Work required
Pick out each line below containing "name".

Data supplied
----------------
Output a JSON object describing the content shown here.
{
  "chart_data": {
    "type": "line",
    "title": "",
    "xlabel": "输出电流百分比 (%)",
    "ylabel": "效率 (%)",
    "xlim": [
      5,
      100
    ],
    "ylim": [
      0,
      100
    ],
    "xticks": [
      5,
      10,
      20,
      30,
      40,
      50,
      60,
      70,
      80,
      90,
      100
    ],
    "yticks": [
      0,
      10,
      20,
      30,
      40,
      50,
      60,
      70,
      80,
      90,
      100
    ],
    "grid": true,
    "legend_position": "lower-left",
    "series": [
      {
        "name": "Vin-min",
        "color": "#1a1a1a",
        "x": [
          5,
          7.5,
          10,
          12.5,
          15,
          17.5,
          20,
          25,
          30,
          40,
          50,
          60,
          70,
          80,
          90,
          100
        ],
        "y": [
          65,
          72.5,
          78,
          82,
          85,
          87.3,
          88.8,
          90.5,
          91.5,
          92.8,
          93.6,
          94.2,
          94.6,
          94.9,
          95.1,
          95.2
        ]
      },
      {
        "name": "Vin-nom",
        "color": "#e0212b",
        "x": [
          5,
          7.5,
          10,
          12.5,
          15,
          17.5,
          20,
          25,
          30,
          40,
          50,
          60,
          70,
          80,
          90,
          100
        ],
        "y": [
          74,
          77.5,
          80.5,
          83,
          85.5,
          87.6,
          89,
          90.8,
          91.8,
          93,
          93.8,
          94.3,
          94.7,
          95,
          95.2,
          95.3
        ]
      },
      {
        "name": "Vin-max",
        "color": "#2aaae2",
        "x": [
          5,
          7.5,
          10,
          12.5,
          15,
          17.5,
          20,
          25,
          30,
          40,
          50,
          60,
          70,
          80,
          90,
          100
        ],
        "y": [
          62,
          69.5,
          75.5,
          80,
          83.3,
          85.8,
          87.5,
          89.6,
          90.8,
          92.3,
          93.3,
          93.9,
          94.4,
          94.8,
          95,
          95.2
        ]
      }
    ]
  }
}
----------------
Response to the task
        "name": "Vin-min",
        "name": "Vin-nom",
        "name": "Vin-max",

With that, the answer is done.